Report every line below that holds the word "this".
------ DATA SECTION
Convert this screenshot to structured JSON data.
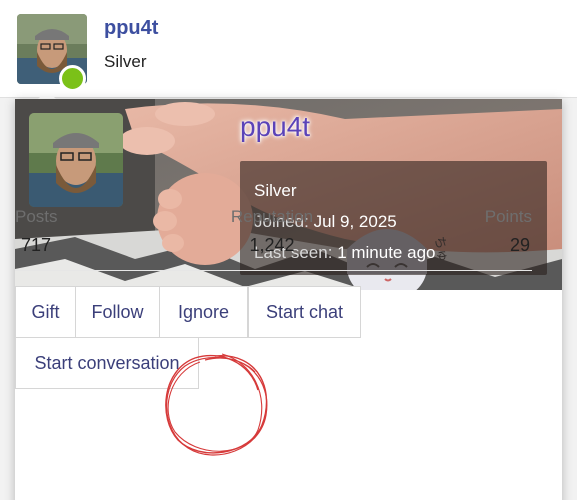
{
  "header": {
    "username": "ppu4t",
    "rank": "Silver",
    "online": true
  },
  "popup": {
    "banner_username": "ppu4t",
    "rank": "Silver",
    "joined_label": "Joined:",
    "joined_value": "Jul 9, 2025",
    "last_seen_label": "Last seen:",
    "last_seen_value": "1 minute ago",
    "stats": [
      {
        "label": "Posts",
        "value": "717"
      },
      {
        "label": "Reputation",
        "value": "1,242"
      },
      {
        "label": "Points",
        "value": "29"
      }
    ],
    "buttons": {
      "gift": "Gift",
      "follow": "Follow",
      "ignore": "Ignore",
      "start_chat": "Start chat",
      "start_conversation": "Start conversation"
    }
  },
  "colors": {
    "username": "#3d4fa0",
    "online_dot": "#7bc118",
    "button_text": "#3b3f7a",
    "annotation_ink": "#d63a3a"
  }
}
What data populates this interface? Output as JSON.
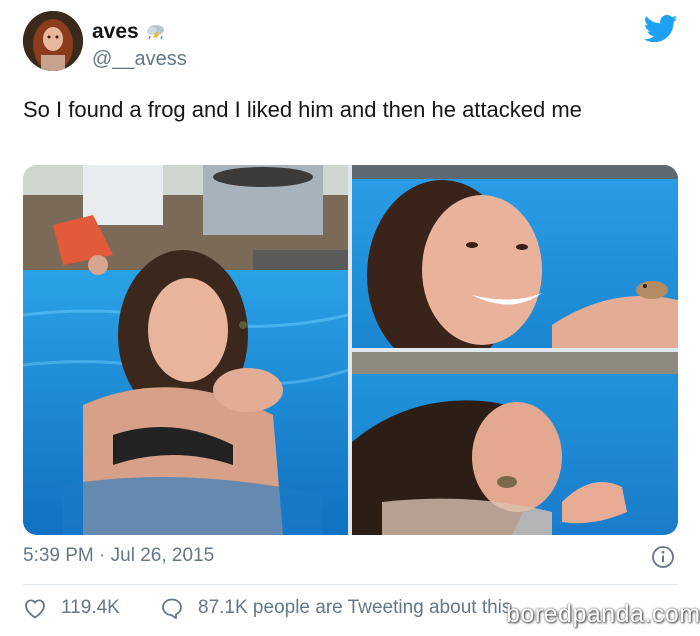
{
  "author": {
    "display_name": "aves",
    "handle": "@__avess",
    "avatar_icon": "profile-photo",
    "name_emoji_icon": "cloud-lightning-rain-icon"
  },
  "brand": {
    "icon": "twitter-bird-icon",
    "color": "#1da1f2"
  },
  "tweet": {
    "text": "So I found a frog and I liked him and then he attacked me",
    "timestamp": "5:39 PM · Jul 26, 2015"
  },
  "media": {
    "photos": [
      {
        "icon": "pool-photo-holding-frog"
      },
      {
        "icon": "pool-photo-smiling-frog-on-hand"
      },
      {
        "icon": "pool-photo-frog-attack"
      }
    ]
  },
  "actions": {
    "like_count": "119.4K",
    "reply_text": "87.1K people are Tweeting about this"
  },
  "watermark": {
    "text": "boredpanda.com"
  },
  "colors": {
    "text_primary": "#14171a",
    "text_secondary": "#657786",
    "divider": "#e1e8ed",
    "pool_blue": "#1f8fd6"
  }
}
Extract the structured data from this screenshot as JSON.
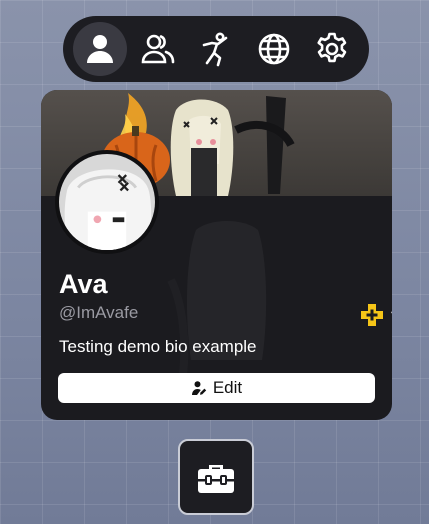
{
  "nav": {
    "items": [
      {
        "icon": "person-icon",
        "active": true
      },
      {
        "icon": "friends-icon",
        "active": false
      },
      {
        "icon": "emote-icon",
        "active": false
      },
      {
        "icon": "globe-icon",
        "active": false
      },
      {
        "icon": "gear-icon",
        "active": false
      }
    ]
  },
  "profile": {
    "display_name": "Ava",
    "username": "@ImAvafe",
    "bio": "Testing demo bio example",
    "edit_label": "Edit",
    "badges": [
      {
        "icon": "premium-plus-icon",
        "color": "#f5c518"
      },
      {
        "icon": "star-badge-icon",
        "color": "#ffffff"
      }
    ]
  },
  "toolbox": {
    "icon": "toolbox-icon"
  },
  "colors": {
    "panel": "#1d1d22",
    "card": "#1b1b1f",
    "accent_gold": "#f5c518",
    "muted_text": "#9a9aa2",
    "button_bg": "#ffffff"
  }
}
------------
- TASK ANSWER -
Convert this screenshot to structured JSON data.
What data populates this interface? Output as JSON.
    "reply_text": "87.1K people are Tweeting about this"
Extract the structured data from this screenshot as JSON.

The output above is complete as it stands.